__Goal of the exercise__. Each record below must be returned exactly as shown.

__Source data__.
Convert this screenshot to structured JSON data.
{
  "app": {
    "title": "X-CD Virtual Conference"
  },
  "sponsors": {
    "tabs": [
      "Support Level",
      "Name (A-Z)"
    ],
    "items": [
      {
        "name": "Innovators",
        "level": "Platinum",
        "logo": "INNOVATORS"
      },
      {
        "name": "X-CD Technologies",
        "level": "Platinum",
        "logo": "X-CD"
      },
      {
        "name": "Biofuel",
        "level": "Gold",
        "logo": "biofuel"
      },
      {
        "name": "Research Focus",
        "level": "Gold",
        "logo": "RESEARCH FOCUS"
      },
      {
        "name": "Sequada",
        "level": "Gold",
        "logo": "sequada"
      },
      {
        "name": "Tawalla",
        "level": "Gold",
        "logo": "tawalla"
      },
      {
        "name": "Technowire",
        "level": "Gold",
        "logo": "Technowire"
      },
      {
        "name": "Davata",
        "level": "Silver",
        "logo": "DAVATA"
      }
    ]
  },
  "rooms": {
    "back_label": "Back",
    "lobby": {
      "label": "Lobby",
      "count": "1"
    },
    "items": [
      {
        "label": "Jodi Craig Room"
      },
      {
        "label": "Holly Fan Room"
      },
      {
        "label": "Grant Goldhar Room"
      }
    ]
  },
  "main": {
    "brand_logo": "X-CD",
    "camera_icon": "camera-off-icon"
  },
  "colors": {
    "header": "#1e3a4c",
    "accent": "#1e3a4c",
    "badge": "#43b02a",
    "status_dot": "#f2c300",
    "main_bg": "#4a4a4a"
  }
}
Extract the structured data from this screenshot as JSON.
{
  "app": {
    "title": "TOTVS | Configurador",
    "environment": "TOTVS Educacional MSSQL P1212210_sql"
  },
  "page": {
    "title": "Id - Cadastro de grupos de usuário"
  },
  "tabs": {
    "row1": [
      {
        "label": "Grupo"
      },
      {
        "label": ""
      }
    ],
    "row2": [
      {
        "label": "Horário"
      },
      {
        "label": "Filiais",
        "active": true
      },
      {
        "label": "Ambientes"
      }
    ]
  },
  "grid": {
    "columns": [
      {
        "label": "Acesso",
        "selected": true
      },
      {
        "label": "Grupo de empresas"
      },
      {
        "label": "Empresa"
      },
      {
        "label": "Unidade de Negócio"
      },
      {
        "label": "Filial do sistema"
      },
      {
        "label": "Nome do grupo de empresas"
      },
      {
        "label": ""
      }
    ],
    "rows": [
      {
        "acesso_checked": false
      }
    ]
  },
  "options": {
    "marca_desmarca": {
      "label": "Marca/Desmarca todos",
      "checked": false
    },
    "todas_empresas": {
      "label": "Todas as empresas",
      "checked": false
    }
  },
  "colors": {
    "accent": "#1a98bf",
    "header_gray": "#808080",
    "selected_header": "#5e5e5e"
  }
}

__Exercise answer__.
Convert this screenshot to structured JSON data.
{
  "app": {
    "title": "X-CD Virtual Conference"
  },
  "sponsors": {
    "tabs": [
      "Support Level",
      "Name (A-Z)"
    ],
    "items": [
      {
        "name": "Innovators",
        "level": "Platinum",
        "logo": "INNOVATORS"
      },
      {
        "name": "X-CD Technologies",
        "level": "Platinum",
        "logo": "X-CD"
      },
      {
        "name": "Biofuel",
        "level": "Gold",
        "logo": "biofuel"
      },
      {
        "name": "Research Focus",
        "level": "Gold",
        "logo": "RESEARCH FOCUS"
      },
      {
        "name": "Sequada",
        "level": "Gold",
        "logo": "sequada"
      },
      {
        "name": "Tawalla",
        "level": "Gold",
        "logo": "tawalla"
      },
      {
        "name": "Technowire",
        "level": "Gold",
        "logo": "Technowire"
      },
      {
        "name": "Davata",
        "level": "Silver",
        "logo": "DAVATA"
      }
    ]
  },
  "rooms": {
    "back_label": "Back",
    "lobby": {
      "label": "Lobby",
      "count": "1"
    },
    "items": [
      {
        "label": "Jodi Craig Room"
      },
      {
        "label": "Holly Fan Room"
      },
      {
        "label": "Grant Goldhar Room"
      }
    ]
  },
  "main": {
    "brand_logo": "X-CD",
    "camera_icon": "camera-off-icon"
  },
  "colors": {
    "header": "#1e3a4c",
    "accent": "#1e3a4c",
    "badge": "#43b02a",
    "status_dot": "#f2c300",
    "main_bg": "#4a4a4a"
  }
}
Extract the structured data from this screenshot as JSON.
{
  "app": {
    "title": "TOTVS | Configurador",
    "environment": "TOTVS Educacional MSSQL P1212210_sql"
  },
  "page": {
    "title": "Id - Cadastro de grupos de usuário"
  },
  "tabs": {
    "row1": [
      {
        "label": "Grupo"
      },
      {
        "label": ""
      }
    ],
    "row2": [
      {
        "label": "Horário"
      },
      {
        "label": "Filiais",
        "active": true
      },
      {
        "label": "Ambientes"
      }
    ]
  },
  "grid": {
    "columns": [
      {
        "label": "Acesso",
        "selected": true
      },
      {
        "label": "Grupo de empresas"
      },
      {
        "label": "Empresa"
      },
      {
        "label": "Unidade de Negócio"
      },
      {
        "label": "Filial do sistema"
      },
      {
        "label": "Nome do grupo de empresas"
      },
      {
        "label": ""
      }
    ],
    "rows": [
      {
        "acesso_checked": false
      }
    ]
  },
  "options": {
    "marca_desmarca": {
      "label": "Marca/Desmarca todos",
      "checked": false
    },
    "todas_empresas": {
      "label": "Todas as empresas",
      "checked": false
    }
  },
  "colors": {
    "accent": "#1a98bf",
    "header_gray": "#808080",
    "selected_header": "#5e5e5e"
  }
}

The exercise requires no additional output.